Repeat every record below exactly, omitting any pictures.

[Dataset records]
※

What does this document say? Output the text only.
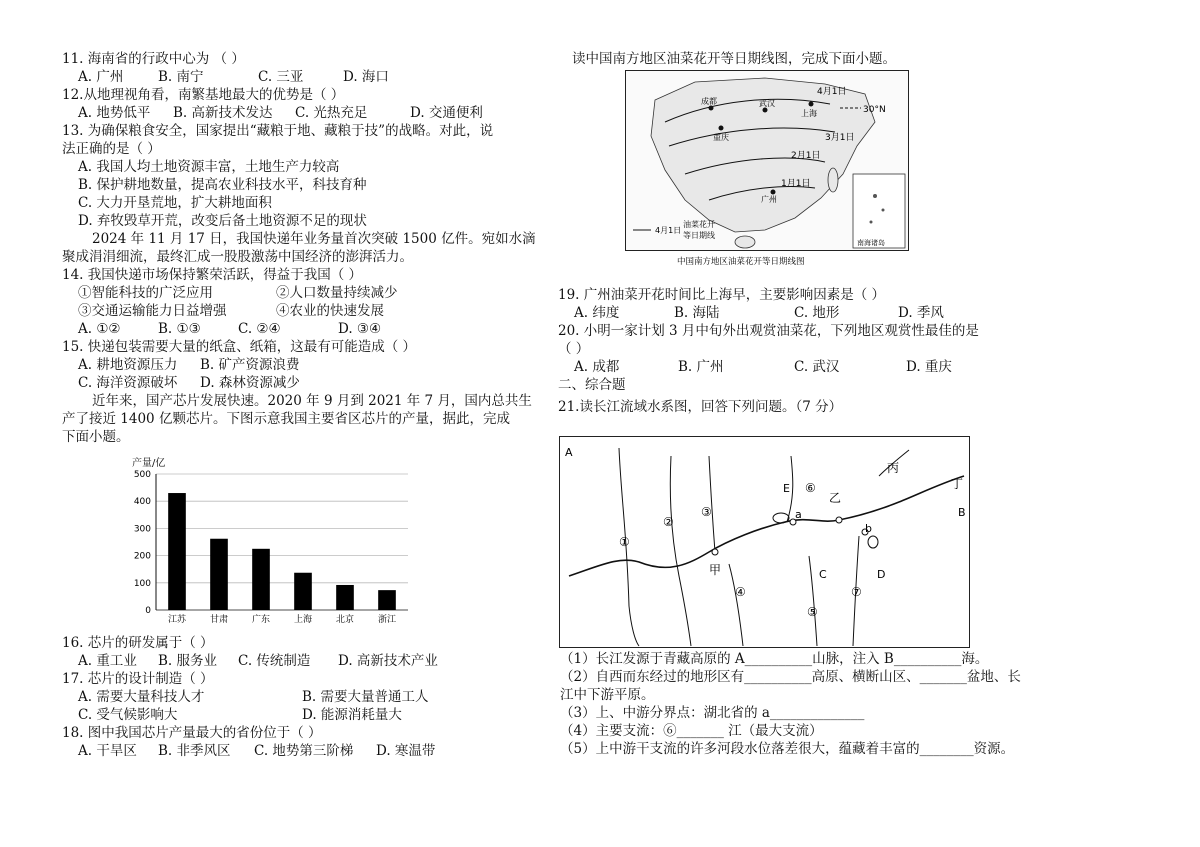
11. 海南省的行政中心为 （ ）
A. 广州	B. 南宁	C. 三亚	D. 海口
12.从地理视角看，南繁基地最大的优势是（ ）
A. 地势低平	B. 高新技术发达	C. 光热充足	D. 交通便利
13. 为确保粮食安全，国家提出“藏粮于地、藏粮于技”的战略。对此，说
法正确的是（ ）
A. 我国人均土地资源丰富，土地生产力较高
B. 保护耕地数量，提高农业科技水平，科技育种
C. 大力开垦荒地，扩大耕地面积
D. 弃牧毁草开荒，改变后备土地资源不足的现状
2024 年 11 月 17 日，我国快递年业务量首次突破 1500 亿件。宛如水滴
聚成涓涓细流，最终汇成一股股激荡中国经济的澎湃活力。
14. 我国快递市场保持繁荣活跃，得益于我国（ ）
①智能科技的广泛应用	②人口数量持续减少
③交通运输能力日益增强	④农业的快速发展
A. ①②	B. ①③	C. ②④	D. ③④
15. 快递包装需要大量的纸盒、纸箱，这最有可能造成（ ）
A. 耕地资源压力	B. 矿产资源浪费
C. 海洋资源破坏	D. 森林资源减少
近年来，国产芯片发展快速。2020 年 9 月到 2021 年 7 月，国内总共生
产了接近 1400 亿颗芯片。下图示意我国主要省区芯片的产量，据此，完成
下面小题。
产量/亿
0
100
200
300
400
500
江苏	甘肃	广东	上海	北京	浙江
16. 芯片的研发属于（ ）
A. 重工业	B. 服务业	C. 传统制造	D. 高新技术产业
17. 芯片的设计制造（ ）
A. 需要大量科技人才	B. 需要大量普通工人
C. 受气候影响大	D. 能源消耗量大
18. 图中我国芯片产量最大的省份位于（ ）
A. 干旱区	B. 非季风区	C. 地势第三阶梯	D. 寒温带
读中国南方地区油菜花开等日期线图，完成下面小题。
南海诸岛
4月1日
30°N
3月1日
2月1日
1月1日
成都	武汉
上海
重庆
广州
4月1日
油菜花开
等日期线
中国南方地区油菜花开等日期线图
19. 广州油菜开花时间比上海早，主要影响因素是（ ）
A. 纬度	B. 海陆	C. 地形	D. 季风
20. 小明一家计划 3 月中旬外出观赏油菜花，下列地区观赏性最佳的是
（ ）
A. 成都	B. 广州	C. 武汉	D. 重庆
二、综合题
21.读长江流域水系图，回答下列问题。（7 分）
A
B
C	D
E
a
b
甲
乙
丙
丁
①
②
③
④
⑤
⑥
⑦
（1）长江发源于青藏高原的 A__________山脉，注入 B__________海。
（2）自西而东经过的地形区有__________高原、横断山区、_______盆地、长
江中下游平原。
（3）上、中游分界点：湖北省的 a______________
（4）主要支流：⑥_______ 江（最大支流）
（5）上中游干支流的许多河段水位落差很大，蕴藏着丰富的________资源。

※

The result
What does this document say? Output the text only.
11. 海南省的行政中心为 （ ）
A. 广州	B. 南宁	C. 三亚	D. 海口
12.从地理视角看，南繁基地最大的优势是（ ）
A. 地势低平	B. 高新技术发达	C. 光热充足	D. 交通便利
13. 为确保粮食安全，国家提出“藏粮于地、藏粮于技”的战略。对此，说
法正确的是（ ）
A. 我国人均土地资源丰富，土地生产力较高
B. 保护耕地数量，提高农业科技水平，科技育种
C. 大力开垦荒地，扩大耕地面积
D. 弃牧毁草开荒，改变后备土地资源不足的现状
2024 年 11 月 17 日，我国快递年业务量首次突破 1500 亿件。宛如水滴
聚成涓涓细流，最终汇成一股股激荡中国经济的澎湃活力。
14. 我国快递市场保持繁荣活跃，得益于我国（ ）
①智能科技的广泛应用	②人口数量持续减少
③交通运输能力日益增强	④农业的快速发展
A. ①②	B. ①③	C. ②④	D. ③④
15. 快递包装需要大量的纸盒、纸箱，这最有可能造成（ ）
A. 耕地资源压力	B. 矿产资源浪费
C. 海洋资源破坏	D. 森林资源减少
近年来，国产芯片发展快速。2020 年 9 月到 2021 年 7 月，国内总共生
产了接近 1400 亿颗芯片。下图示意我国主要省区芯片的产量，据此，完成
下面小题。
产量/亿
0
100
200
300
400
500
江苏	甘肃	广东	上海	北京	浙江
16. 芯片的研发属于（ ）
A. 重工业	B. 服务业	C. 传统制造	D. 高新技术产业
17. 芯片的设计制造（ ）
A. 需要大量科技人才	B. 需要大量普通工人
C. 受气候影响大	D. 能源消耗量大
18. 图中我国芯片产量最大的省份位于（ ）
A. 干旱区	B. 非季风区	C. 地势第三阶梯	D. 寒温带
读中国南方地区油菜花开等日期线图，完成下面小题。
南海诸岛
4月1日
30°N
3月1日
2月1日
1月1日
成都	武汉
上海
重庆
广州
4月1日
油菜花开
等日期线
中国南方地区油菜花开等日期线图
19. 广州油菜开花时间比上海早，主要影响因素是（ ）
A. 纬度	B. 海陆	C. 地形	D. 季风
20. 小明一家计划 3 月中旬外出观赏油菜花，下列地区观赏性最佳的是
（ ）
A. 成都	B. 广州	C. 武汉	D. 重庆
二、综合题
21.读长江流域水系图，回答下列问题。（7 分）
A
B
C	D
E
a
b
甲
乙
丙
丁
①
②
③
④
⑤
⑥
⑦
（1）长江发源于青藏高原的 A__________山脉，注入 B__________海。
（2）自西而东经过的地形区有__________高原、横断山区、_______盆地、长
江中下游平原。
（3）上、中游分界点：湖北省的 a______________
（4）主要支流：⑥_______ 江（最大支流）
（5）上中游干支流的许多河段水位落差很大，蕴藏着丰富的________资源。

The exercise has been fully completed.